--- START ---

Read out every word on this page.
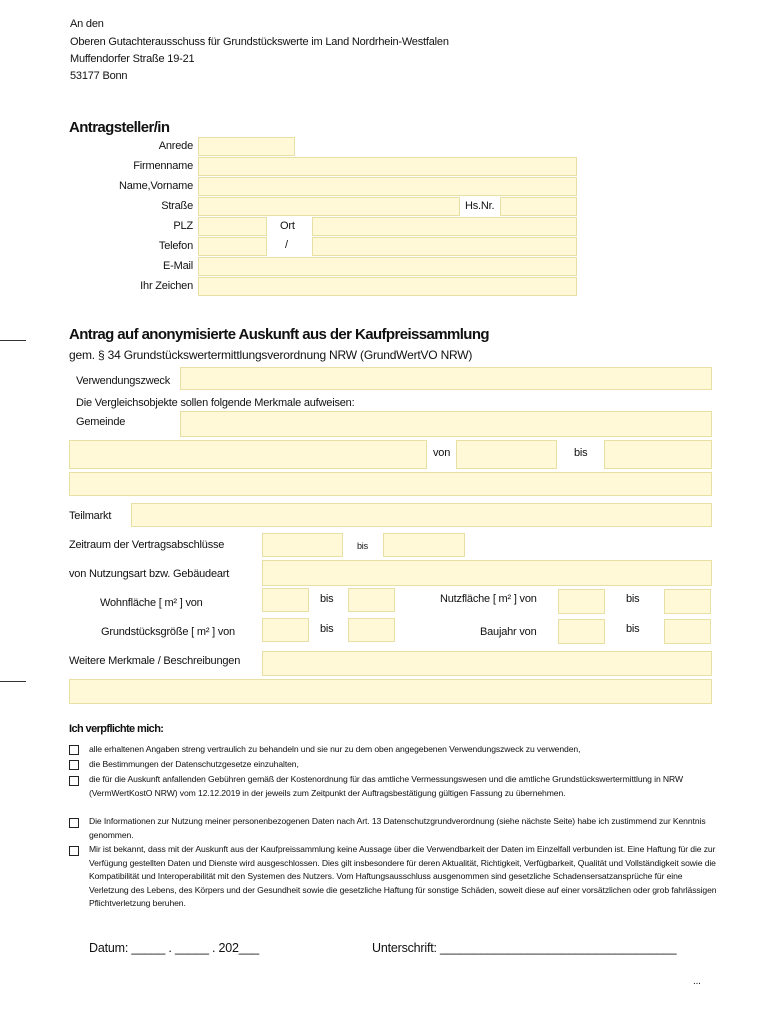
An den
Oberen Gutachterausschuss für Grundstückswerte im Land Nordrhein-Westfalen
Muffendorfer Straße 19-21
53177 Bonn
Antragsteller/in
Anrede
Firmenname
Name,Vorname
Straße	Hs.Nr.
PLZ	Ort
Telefon	/
E-Mail
Ihr Zeichen
Antrag auf anonymisierte Auskunft aus der Kaufpreissammlung
gem. § 34 Grundstückswertermittlungsverordnung NRW (GrundWertVO NRW)
Verwendungszweck
Die Vergleichsobjekte sollen folgende Merkmale aufweisen:
Gemeinde
von	bis
Teilmarkt
Zeitraum der Vertragsabschlüsse	bis
von Nutzungsart bzw. Gebäudeart
Wohnfläche [ m² ] von	bis	Nutzfläche [ m² ] von	bis
Grundstücksgröße [ m² ] von	bis	Baujahr von	bis
Weitere Merkmale / Beschreibungen
Ich verpflichte mich:
alle erhaltenen Angaben streng vertraulich zu behandeln und sie nur zu dem oben angegebenen Verwendungszweck zu verwenden,
die Bestimmungen der Datenschutzgesetze einzuhalten,
die für die Auskunft anfallenden Gebühren gemäß der Kostenordnung für das amtliche Vermessungswesen und die amtliche Grundstückswertermittlung in NRW (VermWertKostO NRW) vom 12.12.2019 in der jeweils zum Zeitpunkt der Auftragsbestätigung gültigen Fassung zu übernehmen.
Die Informationen zur Nutzung meiner personenbezogenen Daten nach Art. 13 Datenschutzgrundverordnung (siehe nächste Seite) habe ich zustimmend zur Kenntnis genommen.
Mir ist bekannt, dass mit der Auskunft aus der Kaufpreissammlung keine Aussage über die Verwendbarkeit der Daten im Einzelfall verbunden ist. Eine Haftung für die zur Verfügung gestellten Daten und Dienste wird ausgeschlossen. Dies gilt insbesondere für deren Aktualität, Richtigkeit, Verfügbarkeit, Qualität und Vollständigkeit sowie die Kompatibilität und Interoperabilität mit den Systemen des Nutzers. Vom Haftungsausschluss ausgenommen sind gesetzliche Schadensersatzansprüche für eine Verletzung des Lebens, des Körpers und der Gesundheit sowie die gesetzliche Haftung für sonstige Schäden, soweit diese auf einer vorsätzlichen oder grob fahrlässigen Pflichtverletzung beruhen.
Datum: _____ . _____ . 202___	Unterschrift: ___________________________________
...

--- END ---

§ **Task to carry out**
Could you copy the lines above exactly and skip the images?

§ **Result of the task**
Read out every word on this page.
An den
Oberen Gutachterausschuss für Grundstückswerte im Land Nordrhein-Westfalen
Muffendorfer Straße 19-21
53177 Bonn
Antragsteller/in
Anrede
Firmenname
Name,Vorname
Straße	Hs.Nr.
PLZ	Ort
Telefon	/
E-Mail
Ihr Zeichen
Antrag auf anonymisierte Auskunft aus der Kaufpreissammlung
gem. § 34 Grundstückswertermittlungsverordnung NRW (GrundWertVO NRW)
Verwendungszweck
Die Vergleichsobjekte sollen folgende Merkmale aufweisen:
Gemeinde
von	bis
Teilmarkt
Zeitraum der Vertragsabschlüsse	bis
von Nutzungsart bzw. Gebäudeart
Wohnfläche [ m² ] von	bis	Nutzfläche [ m² ] von	bis
Grundstücksgröße [ m² ] von	bis	Baujahr von	bis
Weitere Merkmale / Beschreibungen
Ich verpflichte mich:
alle erhaltenen Angaben streng vertraulich zu behandeln und sie nur zu dem oben angegebenen Verwendungszweck zu verwenden,
die Bestimmungen der Datenschutzgesetze einzuhalten,
die für die Auskunft anfallenden Gebühren gemäß der Kostenordnung für das amtliche Vermessungswesen und die amtliche Grundstückswertermittlung in NRW (VermWertKostO NRW) vom 12.12.2019 in der jeweils zum Zeitpunkt der Auftragsbestätigung gültigen Fassung zu übernehmen.
Die Informationen zur Nutzung meiner personenbezogenen Daten nach Art. 13 Datenschutzgrundverordnung (siehe nächste Seite) habe ich zustimmend zur Kenntnis genommen.
Mir ist bekannt, dass mit der Auskunft aus der Kaufpreissammlung keine Aussage über die Verwendbarkeit der Daten im Einzelfall verbunden ist. Eine Haftung für die zur Verfügung gestellten Daten und Dienste wird ausgeschlossen. Dies gilt insbesondere für deren Aktualität, Richtigkeit, Verfügbarkeit, Qualität und Vollständigkeit sowie die Kompatibilität und Interoperabilität mit den Systemen des Nutzers. Vom Haftungsausschluss ausgenommen sind gesetzliche Schadensersatzansprüche für eine Verletzung des Lebens, des Körpers und der Gesundheit sowie die gesetzliche Haftung für sonstige Schäden, soweit diese auf einer vorsätzlichen oder grob fahrlässigen Pflichtverletzung beruhen.
Datum: _____ . _____ . 202___	Unterschrift: ___________________________________
...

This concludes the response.